— begin THE DATA —

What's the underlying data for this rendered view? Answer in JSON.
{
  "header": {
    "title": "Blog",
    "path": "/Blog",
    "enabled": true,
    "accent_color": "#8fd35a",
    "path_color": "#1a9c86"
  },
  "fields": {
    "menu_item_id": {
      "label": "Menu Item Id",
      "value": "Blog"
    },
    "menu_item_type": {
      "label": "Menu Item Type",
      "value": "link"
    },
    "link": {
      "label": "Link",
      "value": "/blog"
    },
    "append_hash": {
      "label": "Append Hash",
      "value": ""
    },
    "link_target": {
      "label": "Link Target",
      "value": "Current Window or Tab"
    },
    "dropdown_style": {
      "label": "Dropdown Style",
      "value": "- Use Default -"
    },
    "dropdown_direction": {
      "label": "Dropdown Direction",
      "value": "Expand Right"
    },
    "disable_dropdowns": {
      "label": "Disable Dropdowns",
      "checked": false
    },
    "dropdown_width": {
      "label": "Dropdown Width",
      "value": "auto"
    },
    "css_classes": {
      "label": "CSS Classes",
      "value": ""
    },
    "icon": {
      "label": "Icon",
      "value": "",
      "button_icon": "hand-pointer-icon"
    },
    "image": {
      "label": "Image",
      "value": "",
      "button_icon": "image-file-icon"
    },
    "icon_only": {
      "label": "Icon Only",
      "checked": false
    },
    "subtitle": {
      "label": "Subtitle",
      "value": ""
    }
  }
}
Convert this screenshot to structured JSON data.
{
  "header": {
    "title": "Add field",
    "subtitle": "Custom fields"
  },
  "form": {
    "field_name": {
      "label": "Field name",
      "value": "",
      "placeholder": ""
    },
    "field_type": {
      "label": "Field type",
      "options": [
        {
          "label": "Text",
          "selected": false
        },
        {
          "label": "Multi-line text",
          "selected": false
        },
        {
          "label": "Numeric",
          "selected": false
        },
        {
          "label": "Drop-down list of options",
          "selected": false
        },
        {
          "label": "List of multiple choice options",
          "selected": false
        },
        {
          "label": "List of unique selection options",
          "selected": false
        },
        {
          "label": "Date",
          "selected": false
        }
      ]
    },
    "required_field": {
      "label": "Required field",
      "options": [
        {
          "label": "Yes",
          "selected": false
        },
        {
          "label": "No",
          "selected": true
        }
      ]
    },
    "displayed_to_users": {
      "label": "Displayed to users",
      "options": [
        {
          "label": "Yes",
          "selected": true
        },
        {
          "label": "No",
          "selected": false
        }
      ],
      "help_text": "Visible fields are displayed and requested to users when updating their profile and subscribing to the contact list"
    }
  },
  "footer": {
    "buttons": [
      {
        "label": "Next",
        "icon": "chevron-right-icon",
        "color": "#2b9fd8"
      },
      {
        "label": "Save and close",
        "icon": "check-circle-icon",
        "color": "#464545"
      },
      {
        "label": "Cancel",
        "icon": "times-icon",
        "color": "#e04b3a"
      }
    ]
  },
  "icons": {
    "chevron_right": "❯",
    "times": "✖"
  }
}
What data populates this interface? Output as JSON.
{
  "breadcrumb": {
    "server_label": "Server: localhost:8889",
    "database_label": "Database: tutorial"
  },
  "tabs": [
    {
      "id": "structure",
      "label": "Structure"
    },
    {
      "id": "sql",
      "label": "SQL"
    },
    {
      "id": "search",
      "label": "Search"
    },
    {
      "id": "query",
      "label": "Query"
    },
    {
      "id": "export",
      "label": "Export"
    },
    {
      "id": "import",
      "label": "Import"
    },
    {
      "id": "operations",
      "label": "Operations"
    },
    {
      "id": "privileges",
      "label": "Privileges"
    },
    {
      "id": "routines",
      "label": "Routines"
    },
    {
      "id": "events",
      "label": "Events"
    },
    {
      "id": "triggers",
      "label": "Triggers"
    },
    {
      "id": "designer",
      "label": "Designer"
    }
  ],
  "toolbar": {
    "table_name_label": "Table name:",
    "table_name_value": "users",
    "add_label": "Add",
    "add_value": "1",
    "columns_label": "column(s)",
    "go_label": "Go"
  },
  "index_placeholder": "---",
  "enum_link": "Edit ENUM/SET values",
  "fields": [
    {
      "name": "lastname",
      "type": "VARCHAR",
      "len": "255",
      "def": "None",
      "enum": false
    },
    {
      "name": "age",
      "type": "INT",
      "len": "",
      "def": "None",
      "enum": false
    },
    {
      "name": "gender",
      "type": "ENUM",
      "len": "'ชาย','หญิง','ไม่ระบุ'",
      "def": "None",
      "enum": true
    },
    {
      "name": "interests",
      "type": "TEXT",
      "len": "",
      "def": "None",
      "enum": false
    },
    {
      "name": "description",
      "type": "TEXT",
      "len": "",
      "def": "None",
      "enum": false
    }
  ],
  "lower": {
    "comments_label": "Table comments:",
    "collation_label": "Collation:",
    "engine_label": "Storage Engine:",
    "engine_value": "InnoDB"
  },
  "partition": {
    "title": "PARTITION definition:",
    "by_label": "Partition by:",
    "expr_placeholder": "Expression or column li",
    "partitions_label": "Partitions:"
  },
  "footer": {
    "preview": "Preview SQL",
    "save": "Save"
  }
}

— end THE DATA —

Exactly reproduce all of the entries.

## SOLUTION FOR THIS TASK
What's the underlying data for this rendered view? Answer in JSON.
{
  "header": {
    "title": "Blog",
    "path": "/Blog",
    "enabled": true,
    "accent_color": "#8fd35a",
    "path_color": "#1a9c86"
  },
  "fields": {
    "menu_item_id": {
      "label": "Menu Item Id",
      "value": "Blog"
    },
    "menu_item_type": {
      "label": "Menu Item Type",
      "value": "link"
    },
    "link": {
      "label": "Link",
      "value": "/blog"
    },
    "append_hash": {
      "label": "Append Hash",
      "value": ""
    },
    "link_target": {
      "label": "Link Target",
      "value": "Current Window or Tab"
    },
    "dropdown_style": {
      "label": "Dropdown Style",
      "value": "- Use Default -"
    },
    "dropdown_direction": {
      "label": "Dropdown Direction",
      "value": "Expand Right"
    },
    "disable_dropdowns": {
      "label": "Disable Dropdowns",
      "checked": false
    },
    "dropdown_width": {
      "label": "Dropdown Width",
      "value": "auto"
    },
    "css_classes": {
      "label": "CSS Classes",
      "value": ""
    },
    "icon": {
      "label": "Icon",
      "value": "",
      "button_icon": "hand-pointer-icon"
    },
    "image": {
      "label": "Image",
      "value": "",
      "button_icon": "image-file-icon"
    },
    "icon_only": {
      "label": "Icon Only",
      "checked": false
    },
    "subtitle": {
      "label": "Subtitle",
      "value": ""
    }
  }
}
Convert this screenshot to structured JSON data.
{
  "header": {
    "title": "Add field",
    "subtitle": "Custom fields"
  },
  "form": {
    "field_name": {
      "label": "Field name",
      "value": "",
      "placeholder": ""
    },
    "field_type": {
      "label": "Field type",
      "options": [
        {
          "label": "Text",
          "selected": false
        },
        {
          "label": "Multi-line text",
          "selected": false
        },
        {
          "label": "Numeric",
          "selected": false
        },
        {
          "label": "Drop-down list of options",
          "selected": false
        },
        {
          "label": "List of multiple choice options",
          "selected": false
        },
        {
          "label": "List of unique selection options",
          "selected": false
        },
        {
          "label": "Date",
          "selected": false
        }
      ]
    },
    "required_field": {
      "label": "Required field",
      "options": [
        {
          "label": "Yes",
          "selected": false
        },
        {
          "label": "No",
          "selected": true
        }
      ]
    },
    "displayed_to_users": {
      "label": "Displayed to users",
      "options": [
        {
          "label": "Yes",
          "selected": true
        },
        {
          "label": "No",
          "selected": false
        }
      ],
      "help_text": "Visible fields are displayed and requested to users when updating their profile and subscribing to the contact list"
    }
  },
  "footer": {
    "buttons": [
      {
        "label": "Next",
        "icon": "chevron-right-icon",
        "color": "#2b9fd8"
      },
      {
        "label": "Save and close",
        "icon": "check-circle-icon",
        "color": "#464545"
      },
      {
        "label": "Cancel",
        "icon": "times-icon",
        "color": "#e04b3a"
      }
    ]
  },
  "icons": {
    "chevron_right": "❯",
    "times": "✖"
  }
}
What data populates this interface? Output as JSON.
{
  "breadcrumb": {
    "server_label": "Server: localhost:8889",
    "database_label": "Database: tutorial"
  },
  "tabs": [
    {
      "id": "structure",
      "label": "Structure"
    },
    {
      "id": "sql",
      "label": "SQL"
    },
    {
      "id": "search",
      "label": "Search"
    },
    {
      "id": "query",
      "label": "Query"
    },
    {
      "id": "export",
      "label": "Export"
    },
    {
      "id": "import",
      "label": "Import"
    },
    {
      "id": "operations",
      "label": "Operations"
    },
    {
      "id": "privileges",
      "label": "Privileges"
    },
    {
      "id": "routines",
      "label": "Routines"
    },
    {
      "id": "events",
      "label": "Events"
    },
    {
      "id": "triggers",
      "label": "Triggers"
    },
    {
      "id": "designer",
      "label": "Designer"
    }
  ],
  "toolbar": {
    "table_name_label": "Table name:",
    "table_name_value": "users",
    "add_label": "Add",
    "add_value": "1",
    "columns_label": "column(s)",
    "go_label": "Go"
  },
  "index_placeholder": "---",
  "enum_link": "Edit ENUM/SET values",
  "fields": [
    {
      "name": "lastname",
      "type": "VARCHAR",
      "len": "255",
      "def": "None",
      "enum": false
    },
    {
      "name": "age",
      "type": "INT",
      "len": "",
      "def": "None",
      "enum": false
    },
    {
      "name": "gender",
      "type": "ENUM",
      "len": "'ชาย','หญิง','ไม่ระบุ'",
      "def": "None",
      "enum": true
    },
    {
      "name": "interests",
      "type": "TEXT",
      "len": "",
      "def": "None",
      "enum": false
    },
    {
      "name": "description",
      "type": "TEXT",
      "len": "",
      "def": "None",
      "enum": false
    }
  ],
  "lower": {
    "comments_label": "Table comments:",
    "collation_label": "Collation:",
    "engine_label": "Storage Engine:",
    "engine_value": "InnoDB"
  },
  "partition": {
    "title": "PARTITION definition:",
    "by_label": "Partition by:",
    "expr_placeholder": "Expression or column li",
    "partitions_label": "Partitions:"
  },
  "footer": {
    "preview": "Preview SQL",
    "save": "Save"
  }
}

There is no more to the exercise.